### Task brief
Each line of the listing that contains the word "type" is to be copied.

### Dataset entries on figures
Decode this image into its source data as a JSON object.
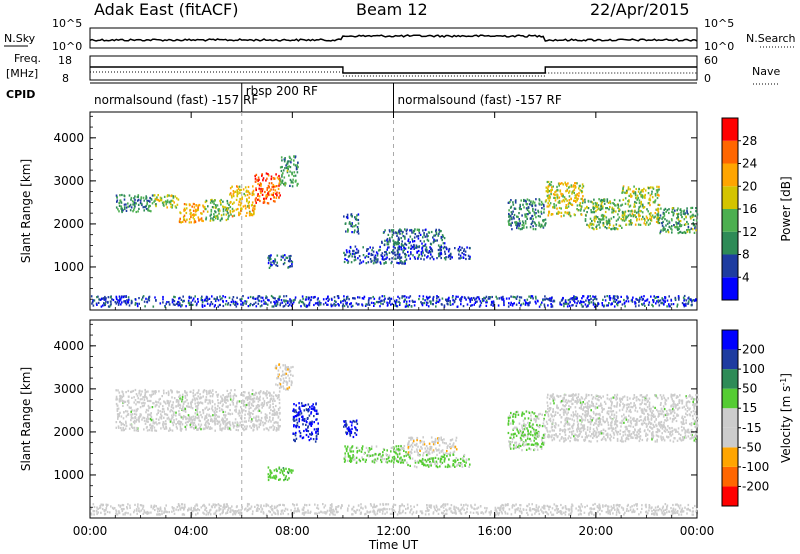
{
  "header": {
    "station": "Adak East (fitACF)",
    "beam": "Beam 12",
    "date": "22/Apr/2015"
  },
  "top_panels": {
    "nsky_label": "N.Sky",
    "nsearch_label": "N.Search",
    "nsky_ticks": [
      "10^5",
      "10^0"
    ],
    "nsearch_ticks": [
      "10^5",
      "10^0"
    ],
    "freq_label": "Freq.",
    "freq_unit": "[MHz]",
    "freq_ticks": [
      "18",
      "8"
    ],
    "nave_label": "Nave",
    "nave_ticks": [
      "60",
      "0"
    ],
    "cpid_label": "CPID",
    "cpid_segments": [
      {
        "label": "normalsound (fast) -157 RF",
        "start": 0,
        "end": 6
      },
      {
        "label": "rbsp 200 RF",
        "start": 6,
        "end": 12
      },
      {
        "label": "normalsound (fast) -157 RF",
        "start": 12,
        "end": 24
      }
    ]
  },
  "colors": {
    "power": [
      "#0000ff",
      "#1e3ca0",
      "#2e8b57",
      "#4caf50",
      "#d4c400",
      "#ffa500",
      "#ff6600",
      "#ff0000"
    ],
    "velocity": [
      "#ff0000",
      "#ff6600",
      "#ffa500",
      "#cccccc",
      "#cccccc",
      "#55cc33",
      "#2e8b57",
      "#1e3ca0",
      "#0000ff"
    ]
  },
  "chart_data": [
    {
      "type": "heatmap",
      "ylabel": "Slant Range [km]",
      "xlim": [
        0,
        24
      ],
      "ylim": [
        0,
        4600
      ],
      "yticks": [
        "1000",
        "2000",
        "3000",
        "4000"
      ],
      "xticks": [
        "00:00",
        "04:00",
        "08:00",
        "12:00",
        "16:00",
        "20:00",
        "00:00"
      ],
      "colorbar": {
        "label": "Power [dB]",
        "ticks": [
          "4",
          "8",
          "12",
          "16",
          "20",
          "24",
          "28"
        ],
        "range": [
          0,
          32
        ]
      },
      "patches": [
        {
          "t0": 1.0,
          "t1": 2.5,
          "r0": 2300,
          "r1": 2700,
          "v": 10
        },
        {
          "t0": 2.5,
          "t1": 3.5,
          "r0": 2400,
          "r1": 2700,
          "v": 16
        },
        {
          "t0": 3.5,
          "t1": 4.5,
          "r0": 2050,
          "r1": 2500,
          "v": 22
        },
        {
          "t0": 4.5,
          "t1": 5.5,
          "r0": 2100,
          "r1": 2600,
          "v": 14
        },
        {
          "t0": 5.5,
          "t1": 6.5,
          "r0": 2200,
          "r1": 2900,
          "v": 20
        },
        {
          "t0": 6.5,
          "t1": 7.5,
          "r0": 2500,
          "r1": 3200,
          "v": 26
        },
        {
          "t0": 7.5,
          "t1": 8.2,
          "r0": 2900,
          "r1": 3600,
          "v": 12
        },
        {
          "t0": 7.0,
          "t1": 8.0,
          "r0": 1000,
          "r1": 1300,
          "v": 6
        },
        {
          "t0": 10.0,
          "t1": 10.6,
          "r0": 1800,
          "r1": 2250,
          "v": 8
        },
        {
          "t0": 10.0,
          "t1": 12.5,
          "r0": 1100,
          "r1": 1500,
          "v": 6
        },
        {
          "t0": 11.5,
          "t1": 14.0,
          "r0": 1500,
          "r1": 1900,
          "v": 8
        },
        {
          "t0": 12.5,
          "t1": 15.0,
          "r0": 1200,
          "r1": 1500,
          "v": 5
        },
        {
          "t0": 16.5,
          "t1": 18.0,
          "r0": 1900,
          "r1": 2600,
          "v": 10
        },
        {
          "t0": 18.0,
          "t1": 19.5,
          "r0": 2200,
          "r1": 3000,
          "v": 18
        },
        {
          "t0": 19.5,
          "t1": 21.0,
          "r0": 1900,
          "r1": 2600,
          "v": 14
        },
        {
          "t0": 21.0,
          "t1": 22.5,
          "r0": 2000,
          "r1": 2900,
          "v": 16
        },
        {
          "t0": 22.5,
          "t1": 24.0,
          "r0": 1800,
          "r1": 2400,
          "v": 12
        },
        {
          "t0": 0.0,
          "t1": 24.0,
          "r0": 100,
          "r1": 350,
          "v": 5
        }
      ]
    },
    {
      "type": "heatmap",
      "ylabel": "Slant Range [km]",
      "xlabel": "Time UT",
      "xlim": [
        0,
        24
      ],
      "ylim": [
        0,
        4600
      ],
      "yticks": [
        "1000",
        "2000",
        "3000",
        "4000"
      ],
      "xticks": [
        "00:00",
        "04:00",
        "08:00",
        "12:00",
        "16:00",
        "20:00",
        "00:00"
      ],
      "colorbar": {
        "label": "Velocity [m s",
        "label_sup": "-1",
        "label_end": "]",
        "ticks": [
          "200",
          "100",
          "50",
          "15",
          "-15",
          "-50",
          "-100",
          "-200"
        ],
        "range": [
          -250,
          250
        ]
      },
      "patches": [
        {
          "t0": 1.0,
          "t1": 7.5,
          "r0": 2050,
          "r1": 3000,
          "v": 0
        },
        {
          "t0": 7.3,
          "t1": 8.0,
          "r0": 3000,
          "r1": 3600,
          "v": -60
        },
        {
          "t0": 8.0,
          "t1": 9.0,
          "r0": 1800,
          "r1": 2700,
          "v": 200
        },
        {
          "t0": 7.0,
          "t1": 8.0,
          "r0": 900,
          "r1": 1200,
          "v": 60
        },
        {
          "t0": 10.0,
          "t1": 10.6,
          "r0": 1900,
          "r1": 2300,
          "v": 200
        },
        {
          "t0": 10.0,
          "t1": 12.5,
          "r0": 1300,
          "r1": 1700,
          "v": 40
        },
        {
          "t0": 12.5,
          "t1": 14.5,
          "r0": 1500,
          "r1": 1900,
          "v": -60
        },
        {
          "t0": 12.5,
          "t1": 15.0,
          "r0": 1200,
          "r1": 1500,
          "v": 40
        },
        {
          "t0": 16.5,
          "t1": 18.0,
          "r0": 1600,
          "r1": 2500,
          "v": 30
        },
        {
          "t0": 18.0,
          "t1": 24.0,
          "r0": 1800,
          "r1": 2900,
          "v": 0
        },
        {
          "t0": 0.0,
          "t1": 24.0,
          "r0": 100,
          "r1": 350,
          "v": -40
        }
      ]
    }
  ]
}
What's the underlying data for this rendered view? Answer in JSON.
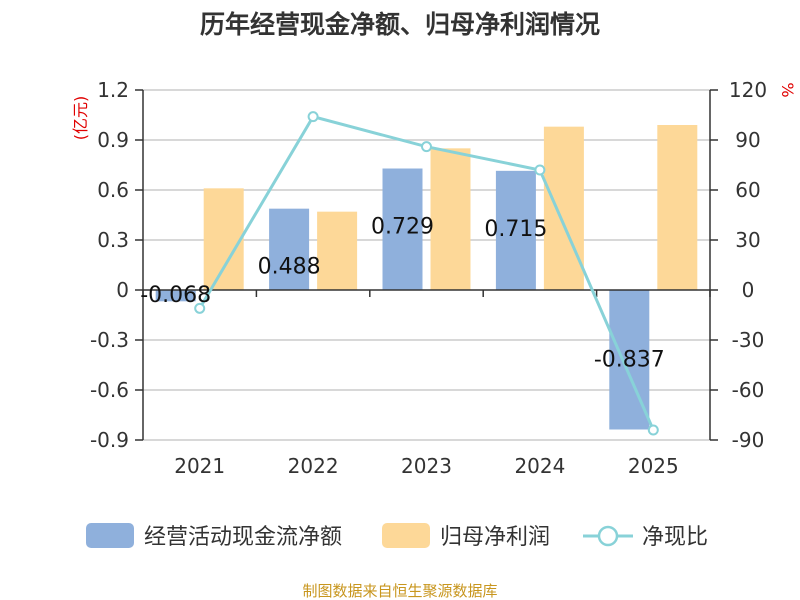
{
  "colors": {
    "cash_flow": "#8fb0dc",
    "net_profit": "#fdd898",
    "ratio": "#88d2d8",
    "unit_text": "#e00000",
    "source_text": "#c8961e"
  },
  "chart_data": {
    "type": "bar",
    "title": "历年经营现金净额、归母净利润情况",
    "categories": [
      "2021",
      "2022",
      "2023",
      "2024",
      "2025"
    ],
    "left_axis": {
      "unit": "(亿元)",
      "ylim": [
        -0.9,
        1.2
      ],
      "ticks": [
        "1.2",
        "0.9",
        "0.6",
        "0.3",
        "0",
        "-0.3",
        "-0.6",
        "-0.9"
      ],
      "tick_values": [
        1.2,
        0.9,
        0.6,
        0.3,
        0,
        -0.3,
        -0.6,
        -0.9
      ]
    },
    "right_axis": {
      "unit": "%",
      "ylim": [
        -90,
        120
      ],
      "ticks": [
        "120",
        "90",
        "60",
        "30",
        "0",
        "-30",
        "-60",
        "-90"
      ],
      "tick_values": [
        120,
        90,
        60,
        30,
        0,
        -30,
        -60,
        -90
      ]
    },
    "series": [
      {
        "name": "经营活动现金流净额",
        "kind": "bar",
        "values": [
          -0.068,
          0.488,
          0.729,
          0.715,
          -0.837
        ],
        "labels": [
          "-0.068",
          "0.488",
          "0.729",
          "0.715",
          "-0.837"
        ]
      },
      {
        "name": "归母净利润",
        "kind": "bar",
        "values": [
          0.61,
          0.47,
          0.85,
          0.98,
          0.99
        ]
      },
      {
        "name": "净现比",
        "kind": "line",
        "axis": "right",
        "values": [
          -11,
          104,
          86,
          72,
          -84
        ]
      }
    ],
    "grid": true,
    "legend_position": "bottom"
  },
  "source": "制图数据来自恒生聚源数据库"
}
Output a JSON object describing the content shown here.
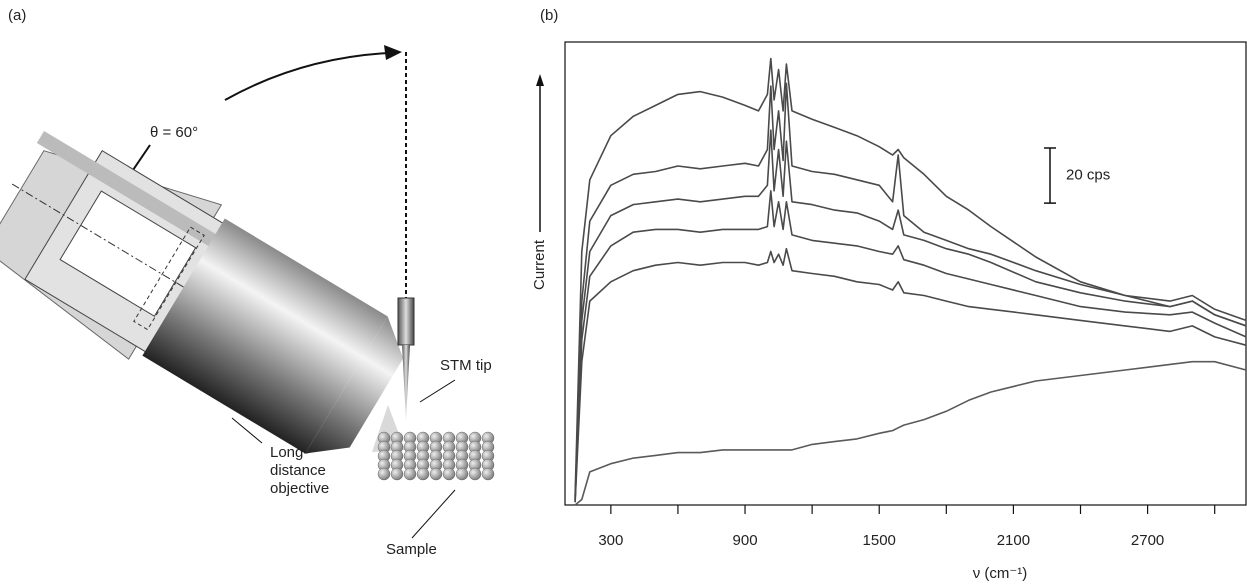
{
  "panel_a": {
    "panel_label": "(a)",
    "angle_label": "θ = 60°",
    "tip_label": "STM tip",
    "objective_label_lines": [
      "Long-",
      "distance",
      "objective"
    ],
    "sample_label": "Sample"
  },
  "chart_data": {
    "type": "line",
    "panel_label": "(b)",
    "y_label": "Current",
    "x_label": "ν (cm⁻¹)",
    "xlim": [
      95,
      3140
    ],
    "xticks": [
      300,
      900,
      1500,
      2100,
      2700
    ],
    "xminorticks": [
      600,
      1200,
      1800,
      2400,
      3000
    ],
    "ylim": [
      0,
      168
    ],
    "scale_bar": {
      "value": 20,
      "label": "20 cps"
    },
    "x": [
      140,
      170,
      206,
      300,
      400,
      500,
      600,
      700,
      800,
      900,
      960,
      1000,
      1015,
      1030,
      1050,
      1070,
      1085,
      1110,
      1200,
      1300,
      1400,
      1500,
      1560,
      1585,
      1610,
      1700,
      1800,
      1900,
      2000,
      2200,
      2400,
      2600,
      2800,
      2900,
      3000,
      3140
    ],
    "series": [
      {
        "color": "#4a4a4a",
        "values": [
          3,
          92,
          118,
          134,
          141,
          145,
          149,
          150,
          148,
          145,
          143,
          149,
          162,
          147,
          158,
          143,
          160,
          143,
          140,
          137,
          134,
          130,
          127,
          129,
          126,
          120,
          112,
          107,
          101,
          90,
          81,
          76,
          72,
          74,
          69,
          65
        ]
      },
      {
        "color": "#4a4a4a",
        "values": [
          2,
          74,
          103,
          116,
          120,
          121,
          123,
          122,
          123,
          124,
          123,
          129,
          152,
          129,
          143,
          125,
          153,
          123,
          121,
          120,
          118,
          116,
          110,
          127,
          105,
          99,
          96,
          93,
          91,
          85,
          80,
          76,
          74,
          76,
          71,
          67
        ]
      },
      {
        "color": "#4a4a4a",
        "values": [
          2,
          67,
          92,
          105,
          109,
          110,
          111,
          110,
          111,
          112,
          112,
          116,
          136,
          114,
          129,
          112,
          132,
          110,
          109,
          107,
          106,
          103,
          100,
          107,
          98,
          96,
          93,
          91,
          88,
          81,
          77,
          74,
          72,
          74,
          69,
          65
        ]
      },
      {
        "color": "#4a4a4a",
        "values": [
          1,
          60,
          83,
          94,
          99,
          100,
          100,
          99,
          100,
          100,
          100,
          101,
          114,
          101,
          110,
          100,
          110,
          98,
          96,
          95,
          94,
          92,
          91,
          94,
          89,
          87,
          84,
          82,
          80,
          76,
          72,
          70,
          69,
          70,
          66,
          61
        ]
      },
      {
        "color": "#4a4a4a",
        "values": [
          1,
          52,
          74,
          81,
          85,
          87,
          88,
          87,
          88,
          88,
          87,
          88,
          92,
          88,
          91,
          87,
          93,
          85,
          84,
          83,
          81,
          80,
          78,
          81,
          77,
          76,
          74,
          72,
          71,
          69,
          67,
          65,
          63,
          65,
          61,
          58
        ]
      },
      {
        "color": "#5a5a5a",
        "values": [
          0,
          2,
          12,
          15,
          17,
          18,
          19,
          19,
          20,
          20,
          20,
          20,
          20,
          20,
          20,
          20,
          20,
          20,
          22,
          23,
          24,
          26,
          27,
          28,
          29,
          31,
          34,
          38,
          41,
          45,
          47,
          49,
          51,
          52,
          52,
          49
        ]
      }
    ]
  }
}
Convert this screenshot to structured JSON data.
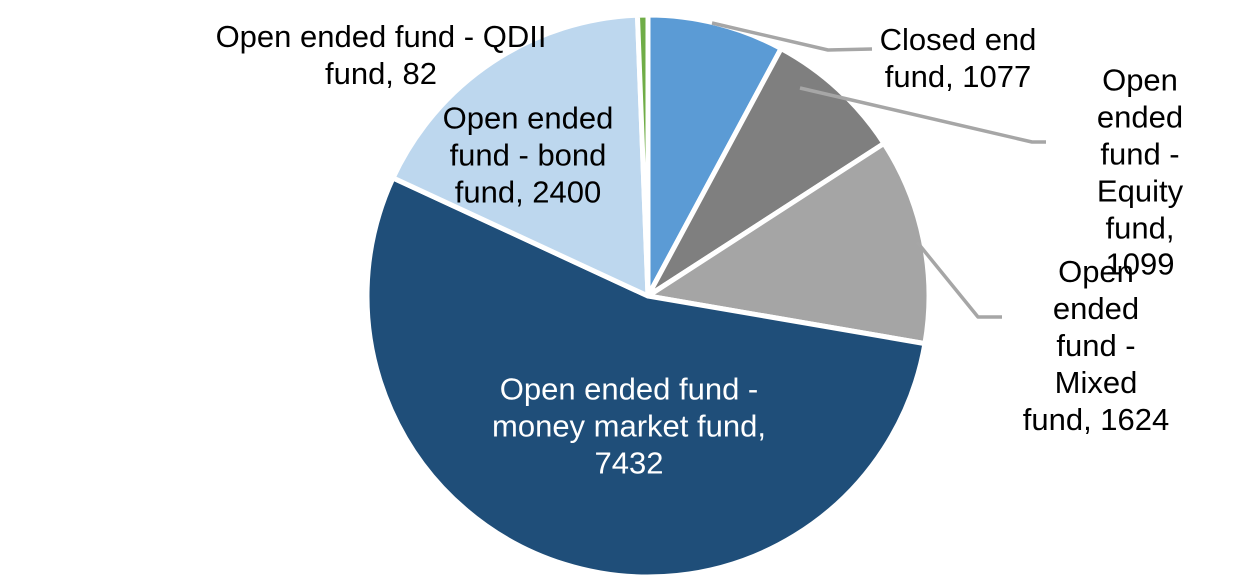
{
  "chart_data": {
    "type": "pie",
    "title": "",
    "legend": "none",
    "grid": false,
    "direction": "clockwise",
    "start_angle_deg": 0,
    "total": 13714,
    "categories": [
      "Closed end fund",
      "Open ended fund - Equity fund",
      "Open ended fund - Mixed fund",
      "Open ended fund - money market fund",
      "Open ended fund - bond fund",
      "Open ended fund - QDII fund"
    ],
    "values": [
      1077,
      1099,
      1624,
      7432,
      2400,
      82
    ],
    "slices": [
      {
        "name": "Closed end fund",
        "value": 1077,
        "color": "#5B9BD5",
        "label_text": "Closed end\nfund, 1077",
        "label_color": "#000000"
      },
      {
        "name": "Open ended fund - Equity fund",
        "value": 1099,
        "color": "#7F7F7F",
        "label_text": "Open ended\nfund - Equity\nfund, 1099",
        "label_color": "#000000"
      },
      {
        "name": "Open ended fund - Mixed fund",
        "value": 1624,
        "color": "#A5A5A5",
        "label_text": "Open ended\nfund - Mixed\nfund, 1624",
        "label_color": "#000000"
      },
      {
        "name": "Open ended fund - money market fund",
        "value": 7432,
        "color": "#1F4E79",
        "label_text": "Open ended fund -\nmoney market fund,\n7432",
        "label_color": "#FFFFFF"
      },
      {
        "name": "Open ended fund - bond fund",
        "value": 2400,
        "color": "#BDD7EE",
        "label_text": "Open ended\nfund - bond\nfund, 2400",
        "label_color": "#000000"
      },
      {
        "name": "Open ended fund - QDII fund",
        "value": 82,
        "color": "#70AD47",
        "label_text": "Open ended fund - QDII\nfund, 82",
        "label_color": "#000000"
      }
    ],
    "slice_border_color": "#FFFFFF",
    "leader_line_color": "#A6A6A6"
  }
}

### Solved problem
      "type": "heatmap",
      "type": "heatmap",
    "type": "bar",
    "type": "line",
    "type": "pie",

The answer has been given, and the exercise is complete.